━━━━━ INFORMATION SUPPLIED
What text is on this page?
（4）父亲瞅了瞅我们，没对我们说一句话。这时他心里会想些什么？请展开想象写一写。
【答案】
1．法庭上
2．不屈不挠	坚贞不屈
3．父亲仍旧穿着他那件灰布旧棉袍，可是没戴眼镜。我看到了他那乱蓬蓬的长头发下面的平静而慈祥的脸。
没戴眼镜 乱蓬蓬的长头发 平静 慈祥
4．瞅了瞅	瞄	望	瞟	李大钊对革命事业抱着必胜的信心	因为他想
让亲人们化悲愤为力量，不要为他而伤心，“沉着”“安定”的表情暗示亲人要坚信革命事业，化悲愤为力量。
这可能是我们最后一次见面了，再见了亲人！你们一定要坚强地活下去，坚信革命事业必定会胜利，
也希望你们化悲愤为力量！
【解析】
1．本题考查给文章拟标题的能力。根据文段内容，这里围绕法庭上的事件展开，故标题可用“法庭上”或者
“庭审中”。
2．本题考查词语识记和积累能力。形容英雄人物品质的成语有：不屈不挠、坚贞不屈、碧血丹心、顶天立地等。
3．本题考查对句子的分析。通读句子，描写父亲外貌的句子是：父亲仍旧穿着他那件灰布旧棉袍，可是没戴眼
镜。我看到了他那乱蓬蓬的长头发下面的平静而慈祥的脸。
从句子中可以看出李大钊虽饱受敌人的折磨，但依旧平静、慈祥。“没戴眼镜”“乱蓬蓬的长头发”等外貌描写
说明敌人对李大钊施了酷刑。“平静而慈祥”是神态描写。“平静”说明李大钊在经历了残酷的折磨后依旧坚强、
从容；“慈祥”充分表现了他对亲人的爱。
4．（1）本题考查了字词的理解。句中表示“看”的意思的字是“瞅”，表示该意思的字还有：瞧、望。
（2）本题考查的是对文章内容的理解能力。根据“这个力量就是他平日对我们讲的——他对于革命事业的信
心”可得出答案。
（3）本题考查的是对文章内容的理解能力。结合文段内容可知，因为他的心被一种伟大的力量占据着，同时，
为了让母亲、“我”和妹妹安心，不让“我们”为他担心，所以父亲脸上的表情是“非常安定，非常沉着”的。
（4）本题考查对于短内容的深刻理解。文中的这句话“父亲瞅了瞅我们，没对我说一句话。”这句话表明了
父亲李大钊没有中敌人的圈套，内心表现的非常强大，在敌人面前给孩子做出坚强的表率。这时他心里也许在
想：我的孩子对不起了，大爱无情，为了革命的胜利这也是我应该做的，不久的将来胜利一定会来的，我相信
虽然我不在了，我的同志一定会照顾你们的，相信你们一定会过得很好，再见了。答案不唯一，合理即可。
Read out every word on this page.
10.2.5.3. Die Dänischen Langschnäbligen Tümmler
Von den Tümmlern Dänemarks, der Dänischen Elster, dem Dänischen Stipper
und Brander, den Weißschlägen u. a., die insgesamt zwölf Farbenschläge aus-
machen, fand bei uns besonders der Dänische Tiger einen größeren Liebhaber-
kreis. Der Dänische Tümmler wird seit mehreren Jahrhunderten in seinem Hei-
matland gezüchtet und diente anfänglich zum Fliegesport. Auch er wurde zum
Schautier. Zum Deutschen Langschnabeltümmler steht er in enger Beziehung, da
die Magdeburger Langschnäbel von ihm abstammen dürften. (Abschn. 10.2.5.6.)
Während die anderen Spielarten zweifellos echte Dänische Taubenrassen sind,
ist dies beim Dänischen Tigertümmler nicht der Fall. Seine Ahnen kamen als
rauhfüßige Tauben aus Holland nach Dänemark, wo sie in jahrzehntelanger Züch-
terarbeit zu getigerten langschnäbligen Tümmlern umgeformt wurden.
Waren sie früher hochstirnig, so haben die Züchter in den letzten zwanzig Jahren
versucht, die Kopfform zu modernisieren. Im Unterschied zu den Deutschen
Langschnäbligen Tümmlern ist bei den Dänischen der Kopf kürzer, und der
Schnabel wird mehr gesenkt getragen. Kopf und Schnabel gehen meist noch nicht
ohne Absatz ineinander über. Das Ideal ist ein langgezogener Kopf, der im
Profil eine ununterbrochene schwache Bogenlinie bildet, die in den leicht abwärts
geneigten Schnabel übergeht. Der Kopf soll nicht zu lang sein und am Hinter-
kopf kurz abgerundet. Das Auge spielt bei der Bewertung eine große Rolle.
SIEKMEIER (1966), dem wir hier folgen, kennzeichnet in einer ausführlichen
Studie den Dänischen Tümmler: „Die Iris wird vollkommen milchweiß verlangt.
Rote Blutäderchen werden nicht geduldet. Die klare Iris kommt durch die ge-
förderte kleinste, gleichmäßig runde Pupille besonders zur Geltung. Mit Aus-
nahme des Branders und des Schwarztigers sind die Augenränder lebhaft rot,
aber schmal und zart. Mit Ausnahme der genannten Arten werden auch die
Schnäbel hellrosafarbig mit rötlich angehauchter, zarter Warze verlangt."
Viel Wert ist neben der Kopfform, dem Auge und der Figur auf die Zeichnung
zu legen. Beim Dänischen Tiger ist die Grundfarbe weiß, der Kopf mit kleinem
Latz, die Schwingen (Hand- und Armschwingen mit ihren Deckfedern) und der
━━━━━━━━━━
Above are lines of data; state how many of them contain the word "我看到了他那乱蓬蓬的长头发下面的平静而慈祥的脸", with no other output.

2